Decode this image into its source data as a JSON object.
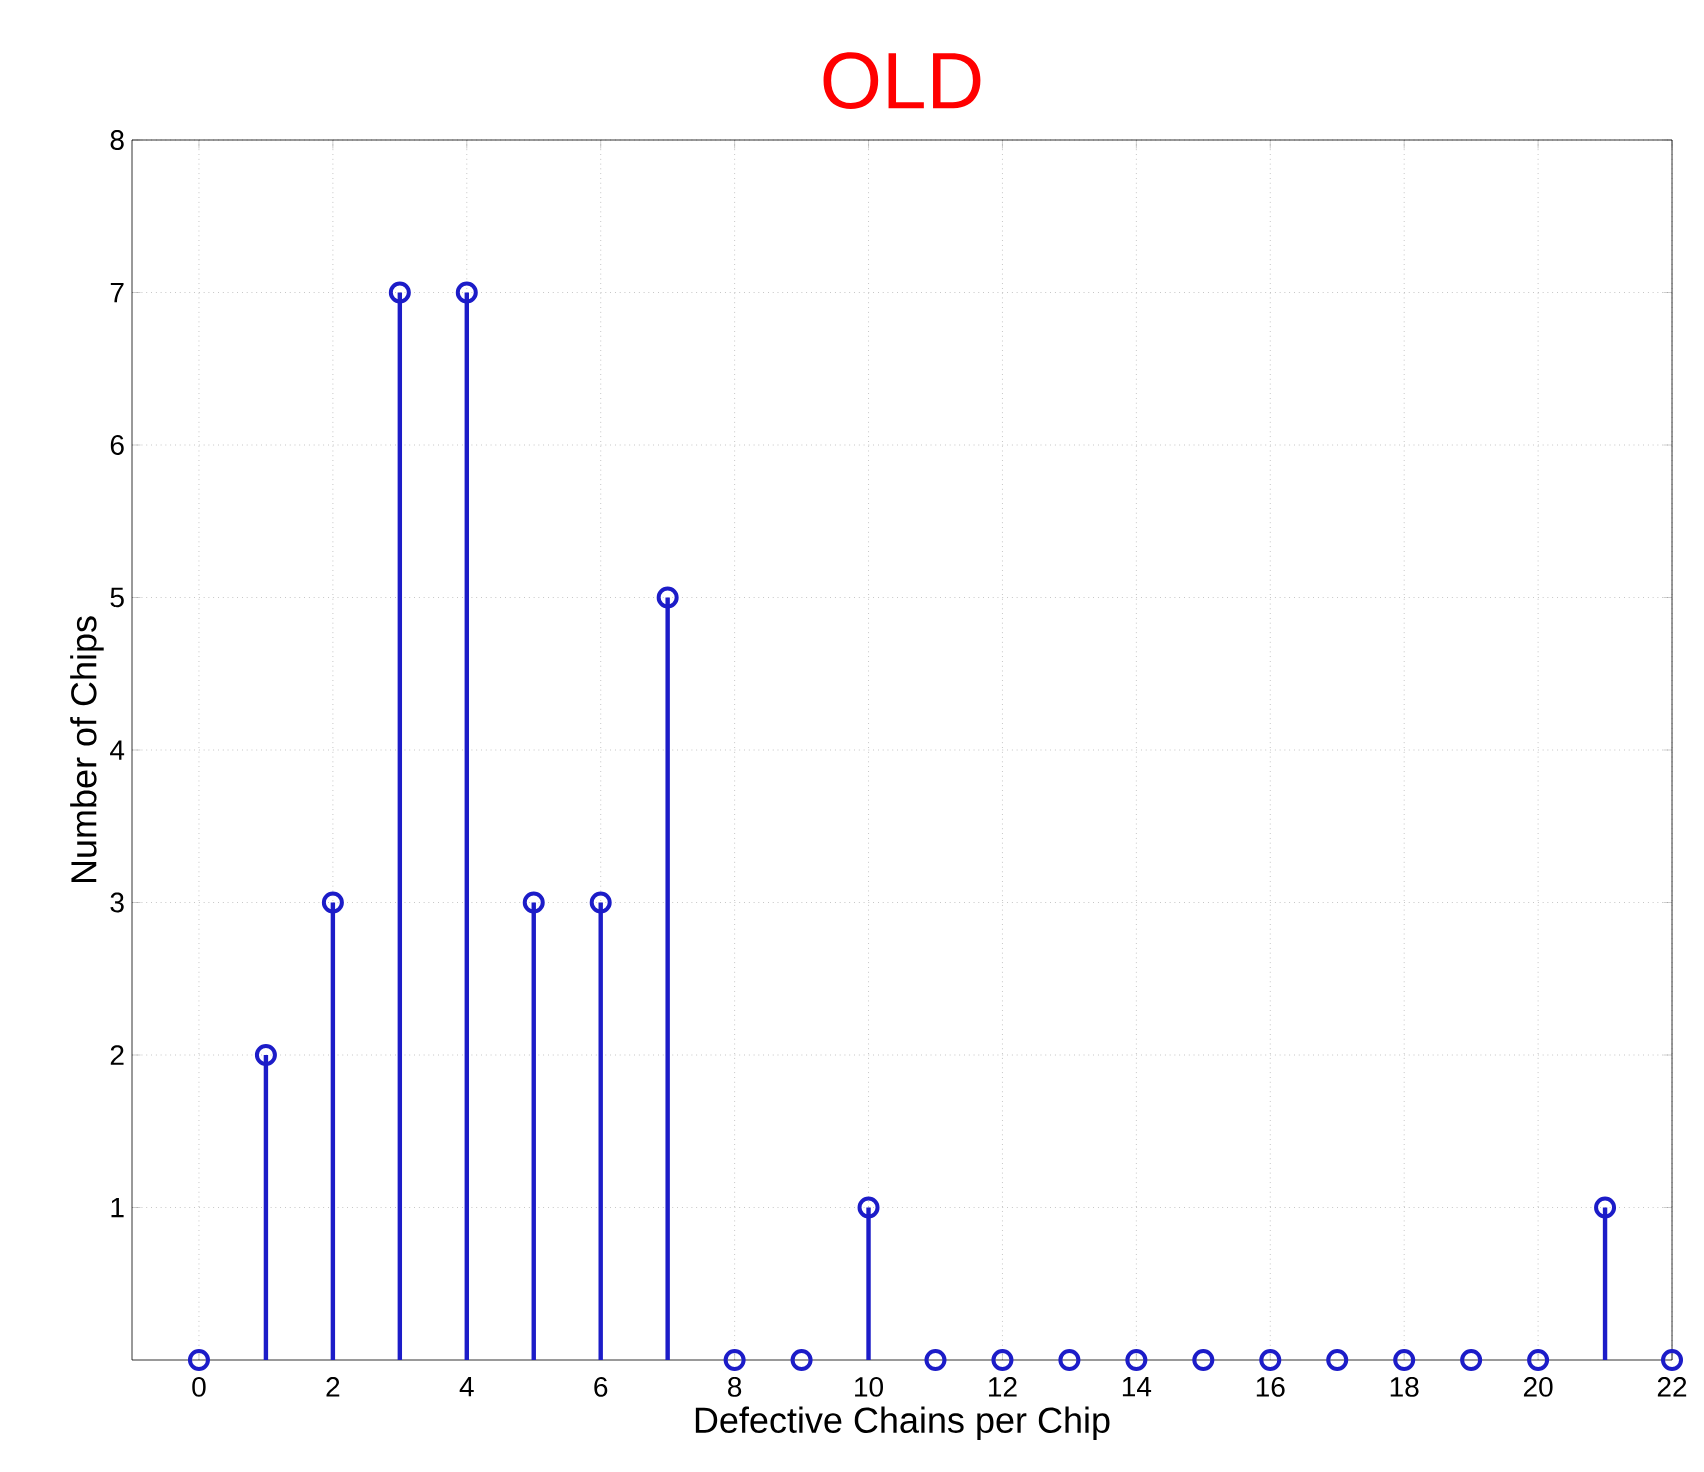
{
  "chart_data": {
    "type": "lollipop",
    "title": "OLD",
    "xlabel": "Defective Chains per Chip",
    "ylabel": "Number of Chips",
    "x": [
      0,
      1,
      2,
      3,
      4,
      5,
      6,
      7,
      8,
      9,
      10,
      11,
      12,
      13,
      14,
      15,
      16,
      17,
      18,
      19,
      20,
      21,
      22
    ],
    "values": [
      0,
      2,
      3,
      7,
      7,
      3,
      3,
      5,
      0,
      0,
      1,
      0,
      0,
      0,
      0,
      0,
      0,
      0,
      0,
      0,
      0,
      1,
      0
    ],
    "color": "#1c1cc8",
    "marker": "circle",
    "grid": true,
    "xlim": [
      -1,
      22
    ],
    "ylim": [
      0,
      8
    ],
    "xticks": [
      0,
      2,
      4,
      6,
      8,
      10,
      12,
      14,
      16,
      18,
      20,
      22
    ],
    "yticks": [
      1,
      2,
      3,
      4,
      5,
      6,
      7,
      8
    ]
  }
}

GOAL OF THE EXERCISE:
Drop the pictures and reproduce the rest of the entries above exactly.

WRITTEN RESPONSE:
Decode this image into its source data as a JSON object.
{
  "chart_data": {
    "type": "lollipop",
    "title": "OLD",
    "xlabel": "Defective Chains per Chip",
    "ylabel": "Number of Chips",
    "x": [
      0,
      1,
      2,
      3,
      4,
      5,
      6,
      7,
      8,
      9,
      10,
      11,
      12,
      13,
      14,
      15,
      16,
      17,
      18,
      19,
      20,
      21,
      22
    ],
    "values": [
      0,
      2,
      3,
      7,
      7,
      3,
      3,
      5,
      0,
      0,
      1,
      0,
      0,
      0,
      0,
      0,
      0,
      0,
      0,
      0,
      0,
      1,
      0
    ],
    "color": "#1c1cc8",
    "marker": "circle",
    "grid": true,
    "xlim": [
      -1,
      22
    ],
    "ylim": [
      0,
      8
    ],
    "xticks": [
      0,
      2,
      4,
      6,
      8,
      10,
      12,
      14,
      16,
      18,
      20,
      22
    ],
    "yticks": [
      1,
      2,
      3,
      4,
      5,
      6,
      7,
      8
    ]
  }
}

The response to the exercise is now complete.